## START Records for processing
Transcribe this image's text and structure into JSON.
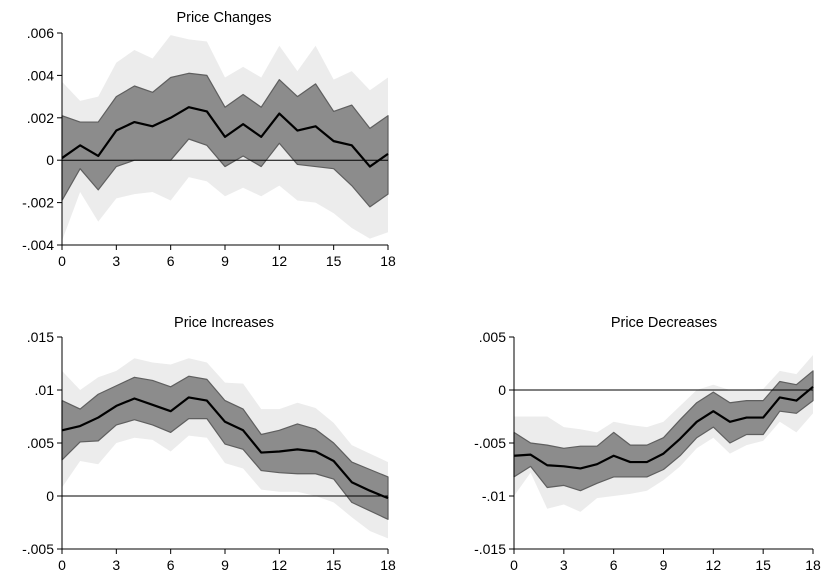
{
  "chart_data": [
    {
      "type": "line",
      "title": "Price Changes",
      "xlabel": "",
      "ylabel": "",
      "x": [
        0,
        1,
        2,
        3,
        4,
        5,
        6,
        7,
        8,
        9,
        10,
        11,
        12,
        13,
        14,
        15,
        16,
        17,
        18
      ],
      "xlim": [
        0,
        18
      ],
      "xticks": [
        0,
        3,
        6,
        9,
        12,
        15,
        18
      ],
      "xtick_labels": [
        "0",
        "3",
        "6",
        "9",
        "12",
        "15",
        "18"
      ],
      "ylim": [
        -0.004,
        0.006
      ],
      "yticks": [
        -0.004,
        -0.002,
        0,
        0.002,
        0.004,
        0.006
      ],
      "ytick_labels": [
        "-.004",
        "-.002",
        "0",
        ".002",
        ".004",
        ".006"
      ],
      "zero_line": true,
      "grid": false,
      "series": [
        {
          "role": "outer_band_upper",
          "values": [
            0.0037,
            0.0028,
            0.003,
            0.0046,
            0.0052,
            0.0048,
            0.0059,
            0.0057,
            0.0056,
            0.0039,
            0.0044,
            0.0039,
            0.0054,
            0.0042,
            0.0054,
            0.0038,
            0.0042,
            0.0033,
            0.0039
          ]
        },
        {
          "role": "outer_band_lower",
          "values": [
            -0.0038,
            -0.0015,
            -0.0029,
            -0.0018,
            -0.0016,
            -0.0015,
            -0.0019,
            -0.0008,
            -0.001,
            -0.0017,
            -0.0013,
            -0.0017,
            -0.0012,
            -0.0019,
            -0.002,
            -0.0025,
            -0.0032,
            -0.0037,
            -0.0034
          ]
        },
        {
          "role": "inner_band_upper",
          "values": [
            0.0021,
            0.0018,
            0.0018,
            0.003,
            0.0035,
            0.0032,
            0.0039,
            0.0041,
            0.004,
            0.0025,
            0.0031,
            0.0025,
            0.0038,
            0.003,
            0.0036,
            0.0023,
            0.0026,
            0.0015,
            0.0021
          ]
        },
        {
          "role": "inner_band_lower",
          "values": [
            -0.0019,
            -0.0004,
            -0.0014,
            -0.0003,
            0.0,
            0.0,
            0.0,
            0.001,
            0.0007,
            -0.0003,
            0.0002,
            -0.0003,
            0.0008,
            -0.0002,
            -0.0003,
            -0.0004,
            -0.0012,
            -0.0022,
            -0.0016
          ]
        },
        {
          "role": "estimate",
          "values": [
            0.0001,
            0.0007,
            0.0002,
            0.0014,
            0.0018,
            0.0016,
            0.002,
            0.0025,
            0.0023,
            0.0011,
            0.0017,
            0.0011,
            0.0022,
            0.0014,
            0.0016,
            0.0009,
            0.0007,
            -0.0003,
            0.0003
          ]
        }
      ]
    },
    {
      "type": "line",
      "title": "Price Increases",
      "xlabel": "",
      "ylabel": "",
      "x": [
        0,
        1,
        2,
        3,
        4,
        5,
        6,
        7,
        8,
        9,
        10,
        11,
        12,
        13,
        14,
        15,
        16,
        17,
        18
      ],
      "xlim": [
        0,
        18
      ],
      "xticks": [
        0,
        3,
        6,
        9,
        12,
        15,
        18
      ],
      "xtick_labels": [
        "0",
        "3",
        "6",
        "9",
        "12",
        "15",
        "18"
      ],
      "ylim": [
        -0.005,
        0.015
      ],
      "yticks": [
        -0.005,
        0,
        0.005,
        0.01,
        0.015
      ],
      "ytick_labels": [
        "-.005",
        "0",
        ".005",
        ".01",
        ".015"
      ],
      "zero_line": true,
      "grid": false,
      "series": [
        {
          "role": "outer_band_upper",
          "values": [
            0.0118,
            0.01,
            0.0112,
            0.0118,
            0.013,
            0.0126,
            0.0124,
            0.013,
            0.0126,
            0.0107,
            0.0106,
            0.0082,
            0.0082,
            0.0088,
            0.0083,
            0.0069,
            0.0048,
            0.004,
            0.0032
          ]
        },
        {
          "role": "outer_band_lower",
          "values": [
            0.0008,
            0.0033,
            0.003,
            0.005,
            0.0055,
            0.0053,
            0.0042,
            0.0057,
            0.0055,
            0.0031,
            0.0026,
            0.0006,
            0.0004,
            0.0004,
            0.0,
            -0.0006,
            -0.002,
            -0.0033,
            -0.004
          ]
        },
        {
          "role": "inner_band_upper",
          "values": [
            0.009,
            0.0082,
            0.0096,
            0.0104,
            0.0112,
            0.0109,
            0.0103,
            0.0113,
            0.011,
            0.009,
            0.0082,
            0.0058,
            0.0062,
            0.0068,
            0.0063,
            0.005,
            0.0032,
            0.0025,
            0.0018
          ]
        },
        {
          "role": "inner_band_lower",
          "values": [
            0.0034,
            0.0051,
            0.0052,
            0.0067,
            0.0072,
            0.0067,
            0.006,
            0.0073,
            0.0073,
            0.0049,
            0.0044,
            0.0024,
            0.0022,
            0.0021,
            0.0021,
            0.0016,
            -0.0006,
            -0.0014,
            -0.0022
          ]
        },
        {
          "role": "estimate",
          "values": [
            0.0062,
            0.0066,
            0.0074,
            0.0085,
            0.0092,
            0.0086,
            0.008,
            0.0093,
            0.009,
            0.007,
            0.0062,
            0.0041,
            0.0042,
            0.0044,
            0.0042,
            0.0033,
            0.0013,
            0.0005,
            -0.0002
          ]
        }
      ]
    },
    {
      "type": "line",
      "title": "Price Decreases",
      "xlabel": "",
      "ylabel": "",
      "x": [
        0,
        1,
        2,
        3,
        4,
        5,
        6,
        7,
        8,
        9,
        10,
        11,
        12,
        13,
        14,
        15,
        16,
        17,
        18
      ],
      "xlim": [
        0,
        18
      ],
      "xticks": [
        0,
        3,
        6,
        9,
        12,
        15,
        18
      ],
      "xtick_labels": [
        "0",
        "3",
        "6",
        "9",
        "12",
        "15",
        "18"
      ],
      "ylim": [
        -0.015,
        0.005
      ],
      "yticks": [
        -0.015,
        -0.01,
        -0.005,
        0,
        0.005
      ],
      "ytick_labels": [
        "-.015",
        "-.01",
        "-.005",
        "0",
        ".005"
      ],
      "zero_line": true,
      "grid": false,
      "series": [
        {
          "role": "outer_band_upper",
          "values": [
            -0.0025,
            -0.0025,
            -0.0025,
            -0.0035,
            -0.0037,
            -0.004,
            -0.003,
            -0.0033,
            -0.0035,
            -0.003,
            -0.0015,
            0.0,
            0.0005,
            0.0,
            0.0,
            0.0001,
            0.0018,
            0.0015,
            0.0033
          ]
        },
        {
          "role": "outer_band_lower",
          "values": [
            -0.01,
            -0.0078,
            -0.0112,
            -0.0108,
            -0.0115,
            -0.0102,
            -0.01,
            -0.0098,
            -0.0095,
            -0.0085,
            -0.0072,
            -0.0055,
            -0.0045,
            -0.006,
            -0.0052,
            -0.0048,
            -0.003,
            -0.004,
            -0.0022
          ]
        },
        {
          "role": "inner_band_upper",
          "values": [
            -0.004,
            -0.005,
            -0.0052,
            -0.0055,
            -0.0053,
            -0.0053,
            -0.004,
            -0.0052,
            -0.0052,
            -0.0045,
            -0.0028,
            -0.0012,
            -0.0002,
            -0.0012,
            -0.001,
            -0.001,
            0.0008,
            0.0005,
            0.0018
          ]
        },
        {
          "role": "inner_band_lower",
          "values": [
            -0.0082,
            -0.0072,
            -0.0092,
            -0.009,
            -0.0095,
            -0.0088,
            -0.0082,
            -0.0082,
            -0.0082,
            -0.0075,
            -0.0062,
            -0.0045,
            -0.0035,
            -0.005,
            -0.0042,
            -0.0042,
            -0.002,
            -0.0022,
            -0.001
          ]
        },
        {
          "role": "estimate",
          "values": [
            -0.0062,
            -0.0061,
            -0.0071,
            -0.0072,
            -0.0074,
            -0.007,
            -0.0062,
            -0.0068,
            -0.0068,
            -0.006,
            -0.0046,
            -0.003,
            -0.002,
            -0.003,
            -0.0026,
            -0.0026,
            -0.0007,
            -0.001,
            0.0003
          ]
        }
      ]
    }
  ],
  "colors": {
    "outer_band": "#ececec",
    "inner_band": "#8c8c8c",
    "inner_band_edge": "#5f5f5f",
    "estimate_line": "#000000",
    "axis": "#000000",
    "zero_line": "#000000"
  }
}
## END Records for processing
Challenge:
Only lines with the string "title" belong in your answer; copy each one.

Task solution:
      "title": "Price Changes",
      "title": "Price Increases",
      "title": "Price Decreases",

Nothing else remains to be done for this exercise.